> **What is needed**:
Drop every picture and give the entries back exactly.

> **Raw data**:
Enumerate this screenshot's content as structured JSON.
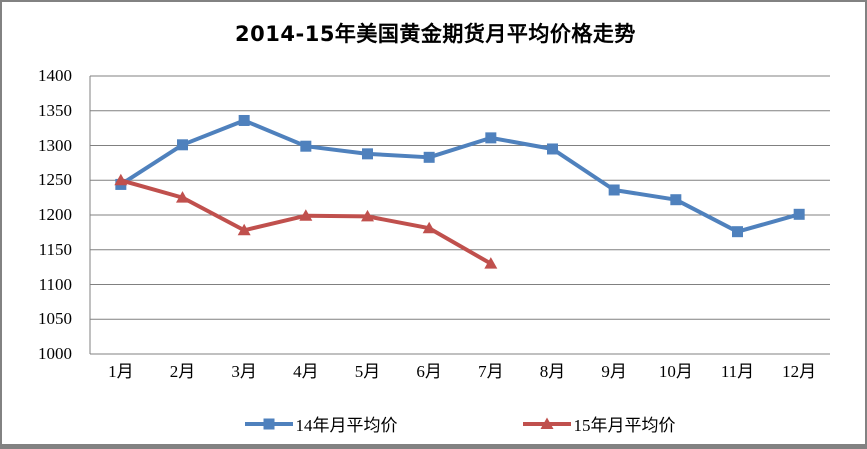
{
  "chart_data": {
    "type": "line",
    "title": "2014-15年美国黄金期货月平均价格走势",
    "categories": [
      "1月",
      "2月",
      "3月",
      "4月",
      "5月",
      "6月",
      "7月",
      "8月",
      "9月",
      "10月",
      "11月",
      "12月"
    ],
    "y_ticks": [
      1400,
      1350,
      1300,
      1250,
      1200,
      1150,
      1100,
      1050,
      1000
    ],
    "ylim": [
      1000,
      1400
    ],
    "y_step": 50,
    "grid": "horizontal-only",
    "legend_position": "bottom",
    "series": [
      {
        "name": "14年月平均价",
        "color": "#4F81BD",
        "marker": "square",
        "values": [
          1244,
          1301,
          1336,
          1299,
          1288,
          1283,
          1311,
          1295,
          1236,
          1222,
          1176,
          1201
        ]
      },
      {
        "name": "15年月平均价",
        "color": "#C0504D",
        "marker": "triangle",
        "values": [
          1250,
          1225,
          1178,
          1199,
          1198,
          1181,
          1130
        ]
      }
    ]
  },
  "colors": {
    "background": "#FFFFFF",
    "gridline": "#808080",
    "axis_line": "#808080",
    "frame_border": "#828282",
    "text": "#000000"
  }
}
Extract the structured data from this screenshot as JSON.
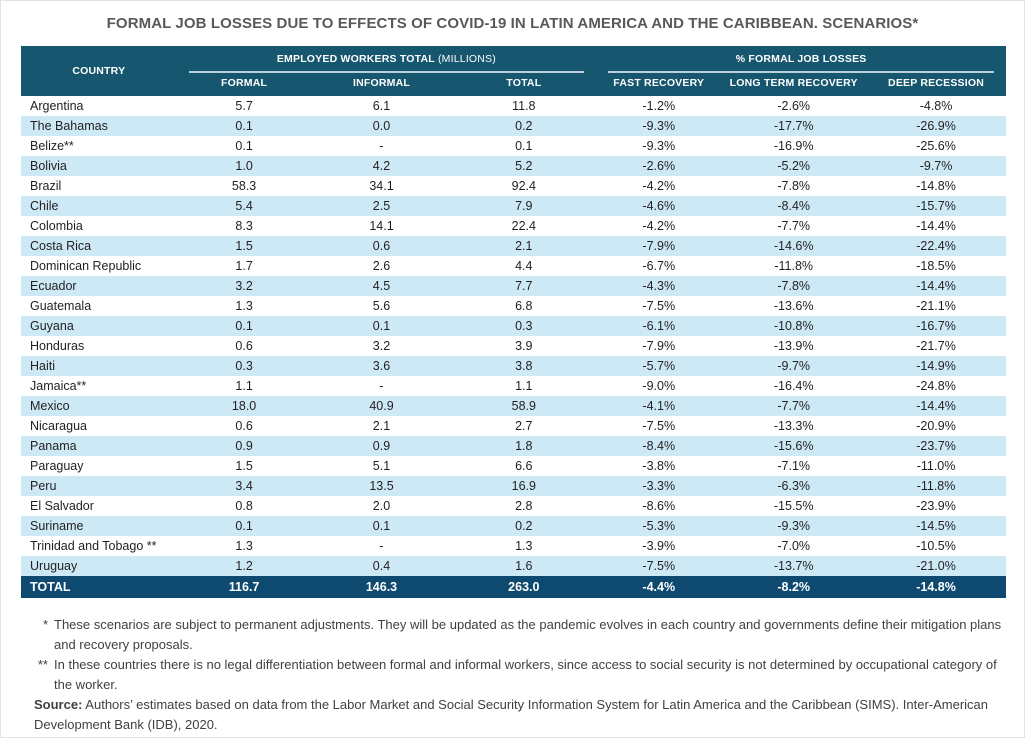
{
  "title": "FORMAL JOB LOSSES DUE TO EFFECTS OF COVID-19 IN LATIN AMERICA AND THE CARIBBEAN. SCENARIOS*",
  "table": {
    "country_header": "COUNTRY",
    "group1_bold": "EMPLOYED WORKERS TOTAL",
    "group1_light": " (MILLIONS)",
    "group2_bold": "% FORMAL JOB LOSSES",
    "subheaders": [
      "FORMAL",
      "INFORMAL",
      "TOTAL",
      "FAST RECOVERY",
      "LONG TERM RECOVERY",
      "DEEP RECESSION"
    ],
    "rows": [
      [
        "Argentina",
        "5.7",
        "6.1",
        "11.8",
        "-1.2%",
        "-2.6%",
        "-4.8%"
      ],
      [
        "The Bahamas",
        "0.1",
        "0.0",
        "0.2",
        "-9.3%",
        "-17.7%",
        "-26.9%"
      ],
      [
        "Belize**",
        "0.1",
        "-",
        "0.1",
        "-9.3%",
        "-16.9%",
        "-25.6%"
      ],
      [
        "Bolivia",
        "1.0",
        "4.2",
        "5.2",
        "-2.6%",
        "-5.2%",
        "-9.7%"
      ],
      [
        "Brazil",
        "58.3",
        "34.1",
        "92.4",
        "-4.2%",
        "-7.8%",
        "-14.8%"
      ],
      [
        "Chile",
        "5.4",
        "2.5",
        "7.9",
        "-4.6%",
        "-8.4%",
        "-15.7%"
      ],
      [
        "Colombia",
        "8.3",
        "14.1",
        "22.4",
        "-4.2%",
        "-7.7%",
        "-14.4%"
      ],
      [
        "Costa Rica",
        "1.5",
        "0.6",
        "2.1",
        "-7.9%",
        "-14.6%",
        "-22.4%"
      ],
      [
        "Dominican Republic",
        "1.7",
        "2.6",
        "4.4",
        "-6.7%",
        "-11.8%",
        "-18.5%"
      ],
      [
        "Ecuador",
        "3.2",
        "4.5",
        "7.7",
        "-4.3%",
        "-7.8%",
        "-14.4%"
      ],
      [
        "Guatemala",
        "1.3",
        "5.6",
        "6.8",
        "-7.5%",
        "-13.6%",
        "-21.1%"
      ],
      [
        "Guyana",
        "0.1",
        "0.1",
        "0.3",
        "-6.1%",
        "-10.8%",
        "-16.7%"
      ],
      [
        "Honduras",
        "0.6",
        "3.2",
        "3.9",
        "-7.9%",
        "-13.9%",
        "-21.7%"
      ],
      [
        "Haiti",
        "0.3",
        "3.6",
        "3.8",
        "-5.7%",
        "-9.7%",
        "-14.9%"
      ],
      [
        "Jamaica**",
        "1.1",
        "-",
        "1.1",
        "-9.0%",
        "-16.4%",
        "-24.8%"
      ],
      [
        "Mexico",
        "18.0",
        "40.9",
        "58.9",
        "-4.1%",
        "-7.7%",
        "-14.4%"
      ],
      [
        "Nicaragua",
        "0.6",
        "2.1",
        "2.7",
        "-7.5%",
        "-13.3%",
        "-20.9%"
      ],
      [
        "Panama",
        "0.9",
        "0.9",
        "1.8",
        "-8.4%",
        "-15.6%",
        "-23.7%"
      ],
      [
        "Paraguay",
        "1.5",
        "5.1",
        "6.6",
        "-3.8%",
        "-7.1%",
        "-11.0%"
      ],
      [
        "Peru",
        "3.4",
        "13.5",
        "16.9",
        "-3.3%",
        "-6.3%",
        "-11.8%"
      ],
      [
        "El Salvador",
        "0.8",
        "2.0",
        "2.8",
        "-8.6%",
        "-15.5%",
        "-23.9%"
      ],
      [
        "Suriname",
        "0.1",
        "0.1",
        "0.2",
        "-5.3%",
        "-9.3%",
        "-14.5%"
      ],
      [
        "Trinidad and Tobago **",
        "1.3",
        "-",
        "1.3",
        "-3.9%",
        "-7.0%",
        "-10.5%"
      ],
      [
        "Uruguay",
        "1.2",
        "0.4",
        "1.6",
        "-7.5%",
        "-13.7%",
        "-21.0%"
      ]
    ],
    "total_row": [
      "TOTAL",
      "116.7",
      "146.3",
      "263.0",
      "-4.4%",
      "-8.2%",
      "-14.8%"
    ]
  },
  "footnotes": [
    {
      "marker": "*",
      "text": "These scenarios are subject to permanent adjustments. They will be updated as the pandemic evolves in each country and governments define their mitigation plans and recovery proposals."
    },
    {
      "marker": "**",
      "text": "In these countries there is no legal differentiation between formal and informal workers, since access to social security is not determined by occupational category of the worker."
    }
  ],
  "source": {
    "label": "Source:",
    "text": " Authors’ estimates based on data from the Labor Market and Social Security Information System for Latin America and the Caribbean (SIMS). Inter-American Development Bank (IDB), 2020."
  },
  "colors": {
    "header_bg": "#16566e",
    "total_row_bg": "#0e4a70",
    "row_stripe": "#cde9f6",
    "title_text": "#58595b",
    "body_text": "#231f20",
    "note_text": "#414042",
    "group_underline": "#b9cfda"
  }
}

> **Expected answer**:
Enumerate this screenshot's content as structured JSON.
{
  "chart_data": {
    "type": "line",
    "title": "2014-15年美国黄金期货月平均价格走势",
    "categories": [
      "1月",
      "2月",
      "3月",
      "4月",
      "5月",
      "6月",
      "7月",
      "8月",
      "9月",
      "10月",
      "11月",
      "12月"
    ],
    "y_ticks": [
      1400,
      1350,
      1300,
      1250,
      1200,
      1150,
      1100,
      1050,
      1000
    ],
    "ylim": [
      1000,
      1400
    ],
    "y_step": 50,
    "grid": "horizontal-only",
    "legend_position": "bottom",
    "series": [
      {
        "name": "14年月平均价",
        "color": "#4F81BD",
        "marker": "square",
        "values": [
          1244,
          1301,
          1336,
          1299,
          1288,
          1283,
          1311,
          1295,
          1236,
          1222,
          1176,
          1201
        ]
      },
      {
        "name": "15年月平均价",
        "color": "#C0504D",
        "marker": "triangle",
        "values": [
          1250,
          1225,
          1178,
          1199,
          1198,
          1181,
          1130
        ]
      }
    ]
  },
  "colors": {
    "background": "#FFFFFF",
    "gridline": "#808080",
    "axis_line": "#808080",
    "frame_border": "#828282",
    "text": "#000000"
  }
}
Extract the structured data from this screenshot as JSON.
{
  "title": "FORMAL JOB LOSSES DUE TO EFFECTS OF COVID-19 IN LATIN AMERICA AND THE CARIBBEAN. SCENARIOS*",
  "table": {
    "country_header": "COUNTRY",
    "group1_bold": "EMPLOYED WORKERS TOTAL",
    "group1_light": " (MILLIONS)",
    "group2_bold": "% FORMAL JOB LOSSES",
    "subheaders": [
      "FORMAL",
      "INFORMAL",
      "TOTAL",
      "FAST RECOVERY",
      "LONG TERM RECOVERY",
      "DEEP RECESSION"
    ],
    "rows": [
      [
        "Argentina",
        "5.7",
        "6.1",
        "11.8",
        "-1.2%",
        "-2.6%",
        "-4.8%"
      ],
      [
        "The Bahamas",
        "0.1",
        "0.0",
        "0.2",
        "-9.3%",
        "-17.7%",
        "-26.9%"
      ],
      [
        "Belize**",
        "0.1",
        "-",
        "0.1",
        "-9.3%",
        "-16.9%",
        "-25.6%"
      ],
      [
        "Bolivia",
        "1.0",
        "4.2",
        "5.2",
        "-2.6%",
        "-5.2%",
        "-9.7%"
      ],
      [
        "Brazil",
        "58.3",
        "34.1",
        "92.4",
        "-4.2%",
        "-7.8%",
        "-14.8%"
      ],
      [
        "Chile",
        "5.4",
        "2.5",
        "7.9",
        "-4.6%",
        "-8.4%",
        "-15.7%"
      ],
      [
        "Colombia",
        "8.3",
        "14.1",
        "22.4",
        "-4.2%",
        "-7.7%",
        "-14.4%"
      ],
      [
        "Costa Rica",
        "1.5",
        "0.6",
        "2.1",
        "-7.9%",
        "-14.6%",
        "-22.4%"
      ],
      [
        "Dominican Republic",
        "1.7",
        "2.6",
        "4.4",
        "-6.7%",
        "-11.8%",
        "-18.5%"
      ],
      [
        "Ecuador",
        "3.2",
        "4.5",
        "7.7",
        "-4.3%",
        "-7.8%",
        "-14.4%"
      ],
      [
        "Guatemala",
        "1.3",
        "5.6",
        "6.8",
        "-7.5%",
        "-13.6%",
        "-21.1%"
      ],
      [
        "Guyana",
        "0.1",
        "0.1",
        "0.3",
        "-6.1%",
        "-10.8%",
        "-16.7%"
      ],
      [
        "Honduras",
        "0.6",
        "3.2",
        "3.9",
        "-7.9%",
        "-13.9%",
        "-21.7%"
      ],
      [
        "Haiti",
        "0.3",
        "3.6",
        "3.8",
        "-5.7%",
        "-9.7%",
        "-14.9%"
      ],
      [
        "Jamaica**",
        "1.1",
        "-",
        "1.1",
        "-9.0%",
        "-16.4%",
        "-24.8%"
      ],
      [
        "Mexico",
        "18.0",
        "40.9",
        "58.9",
        "-4.1%",
        "-7.7%",
        "-14.4%"
      ],
      [
        "Nicaragua",
        "0.6",
        "2.1",
        "2.7",
        "-7.5%",
        "-13.3%",
        "-20.9%"
      ],
      [
        "Panama",
        "0.9",
        "0.9",
        "1.8",
        "-8.4%",
        "-15.6%",
        "-23.7%"
      ],
      [
        "Paraguay",
        "1.5",
        "5.1",
        "6.6",
        "-3.8%",
        "-7.1%",
        "-11.0%"
      ],
      [
        "Peru",
        "3.4",
        "13.5",
        "16.9",
        "-3.3%",
        "-6.3%",
        "-11.8%"
      ],
      [
        "El Salvador",
        "0.8",
        "2.0",
        "2.8",
        "-8.6%",
        "-15.5%",
        "-23.9%"
      ],
      [
        "Suriname",
        "0.1",
        "0.1",
        "0.2",
        "-5.3%",
        "-9.3%",
        "-14.5%"
      ],
      [
        "Trinidad and Tobago **",
        "1.3",
        "-",
        "1.3",
        "-3.9%",
        "-7.0%",
        "-10.5%"
      ],
      [
        "Uruguay",
        "1.2",
        "0.4",
        "1.6",
        "-7.5%",
        "-13.7%",
        "-21.0%"
      ]
    ],
    "total_row": [
      "TOTAL",
      "116.7",
      "146.3",
      "263.0",
      "-4.4%",
      "-8.2%",
      "-14.8%"
    ]
  },
  "footnotes": [
    {
      "marker": "*",
      "text": "These scenarios are subject to permanent adjustments. They will be updated as the pandemic evolves in each country and governments define their mitigation plans and recovery proposals."
    },
    {
      "marker": "**",
      "text": "In these countries there is no legal differentiation between formal and informal workers, since access to social security is not determined by occupational category of the worker."
    }
  ],
  "source": {
    "label": "Source:",
    "text": " Authors’ estimates based on data from the Labor Market and Social Security Information System for Latin America and the Caribbean (SIMS). Inter-American Development Bank (IDB), 2020."
  },
  "colors": {
    "header_bg": "#16566e",
    "total_row_bg": "#0e4a70",
    "row_stripe": "#cde9f6",
    "title_text": "#58595b",
    "body_text": "#231f20",
    "note_text": "#414042",
    "group_underline": "#b9cfda"
  }
}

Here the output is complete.